Task brief:
In the listing below, please print the line that contains "What's the underlying" and every line that follows it, exactly.

Extracted material:
━━━━
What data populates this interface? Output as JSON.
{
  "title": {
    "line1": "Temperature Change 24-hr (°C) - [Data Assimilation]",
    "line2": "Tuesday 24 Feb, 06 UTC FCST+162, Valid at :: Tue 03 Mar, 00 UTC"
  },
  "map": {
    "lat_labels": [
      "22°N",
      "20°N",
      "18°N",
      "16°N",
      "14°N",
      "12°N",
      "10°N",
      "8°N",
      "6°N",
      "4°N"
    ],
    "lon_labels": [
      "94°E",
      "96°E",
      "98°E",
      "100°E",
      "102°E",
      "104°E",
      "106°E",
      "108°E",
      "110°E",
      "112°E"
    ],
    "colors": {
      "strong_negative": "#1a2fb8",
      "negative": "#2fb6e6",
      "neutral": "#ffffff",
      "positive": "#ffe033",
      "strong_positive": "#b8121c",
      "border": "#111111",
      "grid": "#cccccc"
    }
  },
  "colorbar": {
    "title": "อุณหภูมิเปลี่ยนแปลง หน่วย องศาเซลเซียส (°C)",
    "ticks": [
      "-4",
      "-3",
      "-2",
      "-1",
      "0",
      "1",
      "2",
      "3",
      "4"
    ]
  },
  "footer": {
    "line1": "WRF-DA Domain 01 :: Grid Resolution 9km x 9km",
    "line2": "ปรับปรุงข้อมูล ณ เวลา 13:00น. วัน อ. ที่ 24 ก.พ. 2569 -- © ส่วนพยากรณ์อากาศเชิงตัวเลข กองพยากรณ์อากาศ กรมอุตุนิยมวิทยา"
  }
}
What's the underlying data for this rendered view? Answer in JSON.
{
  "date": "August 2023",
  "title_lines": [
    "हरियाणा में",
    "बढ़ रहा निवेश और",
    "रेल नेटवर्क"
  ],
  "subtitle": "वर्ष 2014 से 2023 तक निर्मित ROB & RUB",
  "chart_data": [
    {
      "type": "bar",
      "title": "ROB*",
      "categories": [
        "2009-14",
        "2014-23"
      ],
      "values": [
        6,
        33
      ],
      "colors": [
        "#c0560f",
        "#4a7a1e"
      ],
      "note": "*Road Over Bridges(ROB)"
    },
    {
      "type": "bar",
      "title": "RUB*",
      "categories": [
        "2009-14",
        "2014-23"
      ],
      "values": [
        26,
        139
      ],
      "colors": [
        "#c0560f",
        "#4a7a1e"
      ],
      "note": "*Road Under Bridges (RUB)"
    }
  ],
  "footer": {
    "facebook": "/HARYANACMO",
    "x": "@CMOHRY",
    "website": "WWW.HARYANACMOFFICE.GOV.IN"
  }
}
━━━━
The result:
What's the underlying data for this rendered view? Answer in JSON.
{
  "date": "August 2023",
  "title_lines": [
    "हरियाणा में",
    "बढ़ रहा निवेश और",
    "रेल नेटवर्क"
  ],
  "subtitle": "वर्ष 2014 से 2023 तक निर्मित ROB & RUB",
  "chart_data": [
    {
      "type": "bar",
      "title": "ROB*",
      "categories": [
        "2009-14",
        "2014-23"
      ],
      "values": [
        6,
        33
      ],
      "colors": [
        "#c0560f",
        "#4a7a1e"
      ],
      "note": "*Road Over Bridges(ROB)"
    },
    {
      "type": "bar",
      "title": "RUB*",
      "categories": [
        "2009-14",
        "2014-23"
      ],
      "values": [
        26,
        139
      ],
      "colors": [
        "#c0560f",
        "#4a7a1e"
      ],
      "note": "*Road Under Bridges (RUB)"
    }
  ],
  "footer": {
    "facebook": "/HARYANACMO",
    "x": "@CMOHRY",
    "website": "WWW.HARYANACMOFFICE.GOV.IN"
  }
}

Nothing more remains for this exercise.